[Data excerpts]
.....
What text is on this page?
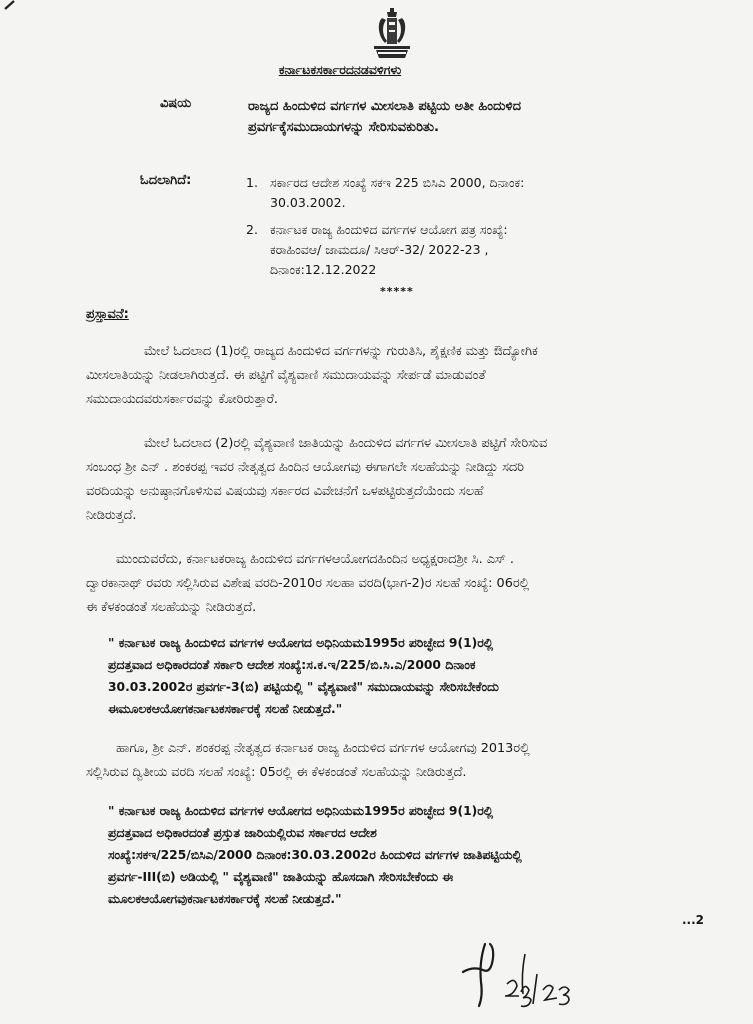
ಕರ್ನಾಟಕಸರ್ಕಾರದನಡವಳಿಗಳು
ವಿಷಯ	ರಾಜ್ಯದ ಹಿಂದುಳಿದ ವರ್ಗಗಳ ಮೀಸಲಾತಿ ಪಟ್ಟಿಯ ಅತೀ ಹಿಂದುಳಿದ
ಪ್ರವರ್ಗಕ್ಕೆಸಮುದಾಯಗಳನ್ನು ಸೇರಿಸುವಕುರಿತು.
ಓದಲಾಗಿದೆ:	1. ಸರ್ಕಾರದ ಆದೇಶ ಸಂಖ್ಯೆ ಸಕಇ 225 ಬಿಸಿಎ 2000, ದಿನಾಂಕ:
30.03.2002.
2. ಕರ್ನಾಟಕ ರಾಜ್ಯ ಹಿಂದುಳಿದ ವರ್ಗಗಳ ಆಯೋಗ ಪತ್ರ ಸಂಖ್ಯೆ:
ಕರಾಹಿಂವಆ/ ಜಾಮದೂ/ ಸಿಆರ್-32/ 2022-23 ,
ದಿನಾಂಕ:12.12.2022
*****
ಪ್ರಸ್ತಾವನೆ:
ಮೇಲೆ ಓದಲಾದ (1)ರಲ್ಲಿ ರಾಜ್ಯದ ಹಿಂದುಳಿದ ವರ್ಗಗಳನ್ನು ಗುರುತಿಸಿ, ಶೈಕ್ಷಣಿಕ ಮತ್ತು ಔದ್ಯೋಗಿಕ
ಮೀಸಲಾತಿಯನ್ನು ನೀಡಲಾಗಿರುತ್ತದೆ. ಈ ಪಟ್ಟಿಗೆ ವೈಶ್ಯವಾಣಿ ಸಮುದಾಯವನ್ನು ಸೇರ್ಪಡೆ ಮಾಡುವಂತೆ
ಸಮುದಾಯದವರುಸರ್ಕಾರವನ್ನು ಕೋರಿರುತ್ತಾರೆ.
ಮೇಲೆ ಓದಲಾದ (2)ರಲ್ಲಿ ವೈಶ್ಯವಾಣಿ ಜಾತಿಯನ್ನು ಹಿಂದುಳಿದ ವರ್ಗಗಳ ಮೀಸಲಾತಿ ಪಟ್ಟಿಗೆ ಸೇರಿಸುವ
ಸಂಬಂಧ ಶ್ರೀ ಎನ್ . ಶಂಕರಪ್ಪ ಇವರ ನೇತೃತ್ವದ ಹಿಂದಿನ ಆಯೋಗವು ಈಗಾಗಲೇ ಸಲಹೆಯನ್ನು ನೀಡಿದ್ದು ಸದರಿ
ವರದಿಯನ್ನು ಅನುಷ್ಠಾನಗೊಳಿಸುವ ವಿಷಯವು ಸರ್ಕಾರದ ವಿವೇಚನೆಗೆ ಒಳಪಟ್ಟಿರುತ್ತದೆಯೆಂದು ಸಲಹೆ
ನೀಡಿರುತ್ತದೆ.
ಮುಂದುವರೆದು, ಕರ್ನಾಟಕರಾಜ್ಯ ಹಿಂದುಳಿದ ವರ್ಗಗಳಆಯೋಗದಹಿಂದಿನ ಅಧ್ಯಕ್ಷರಾದಶ್ರೀ ಸಿ. ಎಸ್ .
ದ್ವಾರಕಾನಾಥ್ ರವರು ಸಲ್ಲಿಸಿರುವ ವಿಶೇಷ ವರದಿ-2010ರ ಸಲಹಾ ವರದಿ(ಭಾಗ-2)ರ ಸಲಹೆ ಸಂಖ್ಯೆ: 06ರಲ್ಲಿ
ಈ ಕೆಳಕಂಡಂತೆ ಸಲಹೆಯನ್ನು ನೀಡಿರುತ್ತದೆ.
" ಕರ್ನಾಟಕ ರಾಜ್ಯ ಹಿಂದುಳಿದ ವರ್ಗಗಳ ಆಯೋಗದ ಅಧಿನಿಯಮ1995ರ ಪರಿಚ್ಛೇದ 9(1)ರಲ್ಲಿ
ಪ್ರದತ್ತವಾದ ಅಧಿಕಾರದಂತೆ ಸರ್ಕಾರಿ ಆದೇಶ ಸಂಖ್ಯೆ:ಸ.ಕ.ಇ/225/ಬಿ.ಸಿ.ಎ/2000 ದಿನಾಂಕ
30.03.2002ರ ಪ್ರವರ್ಗ-3(ಬಿ) ಪಟ್ಟಿಯಲ್ಲಿ " ವೈಶ್ಯವಾಣಿ" ಸಮುದಾಯವನ್ನು ಸೇರಿಸಬೇಕೆಂದು
ಈಮೂಲಕಆಯೋಗಕರ್ನಾಟಕಸರ್ಕಾರಕ್ಕೆ ಸಲಹೆ ನೀಡುತ್ತದೆ."
ಹಾಗೂ, ಶ್ರೀ ಎನ್. ಶಂಕರಪ್ಪ ನೇತೃತ್ವದ ಕರ್ನಾಟಕ ರಾಜ್ಯ ಹಿಂದುಳಿದ ವರ್ಗಗಳ ಆಯೋಗವು 2013ರಲ್ಲಿ
ಸಲ್ಲಿಸಿರುವ ದ್ವಿತೀಯ ವರದಿ ಸಲಹೆ ಸಂಖ್ಯೆ: 05ರಲ್ಲಿ ಈ ಕೆಳಕಂಡಂತೆ ಸಲಹೆಯನ್ನು ನೀಡಿರುತ್ತದೆ.
" ಕರ್ನಾಟಕ ರಾಜ್ಯ ಹಿಂದುಳಿದ ವರ್ಗಗಳ ಆಯೋಗದ ಅಧಿನಿಯಮ1995ರ ಪರಿಚ್ಛೇದ 9(1)ರಲ್ಲಿ
ಪ್ರದತ್ತವಾದ ಅಧಿಕಾರದಂತೆ ಪ್ರಸ್ತುತ ಜಾರಿಯಲ್ಲಿರುವ ಸರ್ಕಾರದ ಆದೇಶ
ಸಂಖ್ಯೆ:ಸಕಇ/225/ಬಿಸಿಎ/2000 ದಿನಾಂಕ:30.03.2002ರ ಹಿಂದುಳಿದ ವರ್ಗಗಳ ಜಾತಿಪಟ್ಟಿಯಲ್ಲಿ
ಪ್ರವರ್ಗ-III(ಬಿ) ಅಡಿಯಲ್ಲಿ " ವೈಶ್ಯವಾಣಿ" ಜಾತಿಯನ್ನು ಹೊಸದಾಗಿ ಸೇರಿಸಬೇಕೆಂದು ಈ
ಮೂಲಕಆಯೋಗವುಕರ್ನಾಟಕಸರ್ಕಾರಕ್ಕೆ ಸಲಹೆ ನೀಡುತ್ತದೆ."
...2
.....
WHAT IS ASKED: How many lines of these entries contain "ಲಕಆಯ"? Answer with the number and nothing else.

TASK RESULT: 2